Exercise aim:
Reproduce the listing that follows with no differences at all.

------------------------------------------------------------------------

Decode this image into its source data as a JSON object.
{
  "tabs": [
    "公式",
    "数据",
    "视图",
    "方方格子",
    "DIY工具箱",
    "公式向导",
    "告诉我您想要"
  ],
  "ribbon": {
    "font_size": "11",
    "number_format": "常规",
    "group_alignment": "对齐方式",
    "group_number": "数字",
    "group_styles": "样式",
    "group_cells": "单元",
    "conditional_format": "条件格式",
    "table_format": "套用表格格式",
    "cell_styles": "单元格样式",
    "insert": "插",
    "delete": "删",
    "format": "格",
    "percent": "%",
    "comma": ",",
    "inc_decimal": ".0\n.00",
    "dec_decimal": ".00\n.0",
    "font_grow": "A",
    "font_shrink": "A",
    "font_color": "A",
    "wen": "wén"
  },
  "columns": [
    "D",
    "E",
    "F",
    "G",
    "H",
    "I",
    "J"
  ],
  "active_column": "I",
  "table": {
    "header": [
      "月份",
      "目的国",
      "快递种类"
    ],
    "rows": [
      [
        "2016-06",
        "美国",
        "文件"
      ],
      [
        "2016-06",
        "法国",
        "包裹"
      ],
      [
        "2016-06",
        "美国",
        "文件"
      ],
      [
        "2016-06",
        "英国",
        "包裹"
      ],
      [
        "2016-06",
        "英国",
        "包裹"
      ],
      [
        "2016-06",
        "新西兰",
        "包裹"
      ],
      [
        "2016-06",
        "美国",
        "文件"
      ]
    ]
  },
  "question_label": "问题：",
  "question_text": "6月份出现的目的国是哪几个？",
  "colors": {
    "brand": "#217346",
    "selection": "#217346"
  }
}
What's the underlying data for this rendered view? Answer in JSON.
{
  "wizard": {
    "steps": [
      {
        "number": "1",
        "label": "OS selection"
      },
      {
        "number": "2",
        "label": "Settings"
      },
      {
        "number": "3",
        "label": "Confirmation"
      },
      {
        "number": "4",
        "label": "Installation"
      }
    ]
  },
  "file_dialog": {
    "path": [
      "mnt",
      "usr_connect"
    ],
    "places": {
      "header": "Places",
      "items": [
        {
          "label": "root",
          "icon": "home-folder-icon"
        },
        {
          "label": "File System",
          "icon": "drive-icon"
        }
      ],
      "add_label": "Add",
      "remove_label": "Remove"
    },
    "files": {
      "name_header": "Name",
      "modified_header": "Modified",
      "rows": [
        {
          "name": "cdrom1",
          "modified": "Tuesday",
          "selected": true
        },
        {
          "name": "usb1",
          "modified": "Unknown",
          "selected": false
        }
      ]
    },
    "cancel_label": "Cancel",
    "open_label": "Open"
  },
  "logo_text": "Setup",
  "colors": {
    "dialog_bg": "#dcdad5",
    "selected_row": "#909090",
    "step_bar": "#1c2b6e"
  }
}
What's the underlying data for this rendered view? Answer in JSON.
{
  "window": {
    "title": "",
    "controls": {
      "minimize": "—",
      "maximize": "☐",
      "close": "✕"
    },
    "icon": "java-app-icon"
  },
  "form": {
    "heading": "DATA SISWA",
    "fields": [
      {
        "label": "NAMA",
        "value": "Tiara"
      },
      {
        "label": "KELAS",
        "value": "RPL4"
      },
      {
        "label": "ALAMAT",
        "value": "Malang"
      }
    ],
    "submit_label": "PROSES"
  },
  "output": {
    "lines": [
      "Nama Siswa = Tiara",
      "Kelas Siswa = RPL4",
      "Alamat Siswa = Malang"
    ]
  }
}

------------------------------------------------------------------------

Result for this task:
Decode this image into its source data as a JSON object.
{
  "tabs": [
    "公式",
    "数据",
    "视图",
    "方方格子",
    "DIY工具箱",
    "公式向导",
    "告诉我您想要"
  ],
  "ribbon": {
    "font_size": "11",
    "number_format": "常规",
    "group_alignment": "对齐方式",
    "group_number": "数字",
    "group_styles": "样式",
    "group_cells": "单元",
    "conditional_format": "条件格式",
    "table_format": "套用表格格式",
    "cell_styles": "单元格样式",
    "insert": "插",
    "delete": "删",
    "format": "格",
    "percent": "%",
    "comma": ",",
    "inc_decimal": ".0\n.00",
    "dec_decimal": ".00\n.0",
    "font_grow": "A",
    "font_shrink": "A",
    "font_color": "A",
    "wen": "wén"
  },
  "columns": [
    "D",
    "E",
    "F",
    "G",
    "H",
    "I",
    "J"
  ],
  "active_column": "I",
  "table": {
    "header": [
      "月份",
      "目的国",
      "快递种类"
    ],
    "rows": [
      [
        "2016-06",
        "美国",
        "文件"
      ],
      [
        "2016-06",
        "法国",
        "包裹"
      ],
      [
        "2016-06",
        "美国",
        "文件"
      ],
      [
        "2016-06",
        "英国",
        "包裹"
      ],
      [
        "2016-06",
        "英国",
        "包裹"
      ],
      [
        "2016-06",
        "新西兰",
        "包裹"
      ],
      [
        "2016-06",
        "美国",
        "文件"
      ]
    ]
  },
  "question_label": "问题：",
  "question_text": "6月份出现的目的国是哪几个？",
  "colors": {
    "brand": "#217346",
    "selection": "#217346"
  }
}
What's the underlying data for this rendered view? Answer in JSON.
{
  "wizard": {
    "steps": [
      {
        "number": "1",
        "label": "OS selection"
      },
      {
        "number": "2",
        "label": "Settings"
      },
      {
        "number": "3",
        "label": "Confirmation"
      },
      {
        "number": "4",
        "label": "Installation"
      }
    ]
  },
  "file_dialog": {
    "path": [
      "mnt",
      "usr_connect"
    ],
    "places": {
      "header": "Places",
      "items": [
        {
          "label": "root",
          "icon": "home-folder-icon"
        },
        {
          "label": "File System",
          "icon": "drive-icon"
        }
      ],
      "add_label": "Add",
      "remove_label": "Remove"
    },
    "files": {
      "name_header": "Name",
      "modified_header": "Modified",
      "rows": [
        {
          "name": "cdrom1",
          "modified": "Tuesday",
          "selected": true
        },
        {
          "name": "usb1",
          "modified": "Unknown",
          "selected": false
        }
      ]
    },
    "cancel_label": "Cancel",
    "open_label": "Open"
  },
  "logo_text": "Setup",
  "colors": {
    "dialog_bg": "#dcdad5",
    "selected_row": "#909090",
    "step_bar": "#1c2b6e"
  }
}
What's the underlying data for this rendered view? Answer in JSON.
{
  "window": {
    "title": "",
    "controls": {
      "minimize": "—",
      "maximize": "☐",
      "close": "✕"
    },
    "icon": "java-app-icon"
  },
  "form": {
    "heading": "DATA SISWA",
    "fields": [
      {
        "label": "NAMA",
        "value": "Tiara"
      },
      {
        "label": "KELAS",
        "value": "RPL4"
      },
      {
        "label": "ALAMAT",
        "value": "Malang"
      }
    ],
    "submit_label": "PROSES"
  },
  "output": {
    "lines": [
      "Nama Siswa = Tiara",
      "Kelas Siswa = RPL4",
      "Alamat Siswa = Malang"
    ]
  }
}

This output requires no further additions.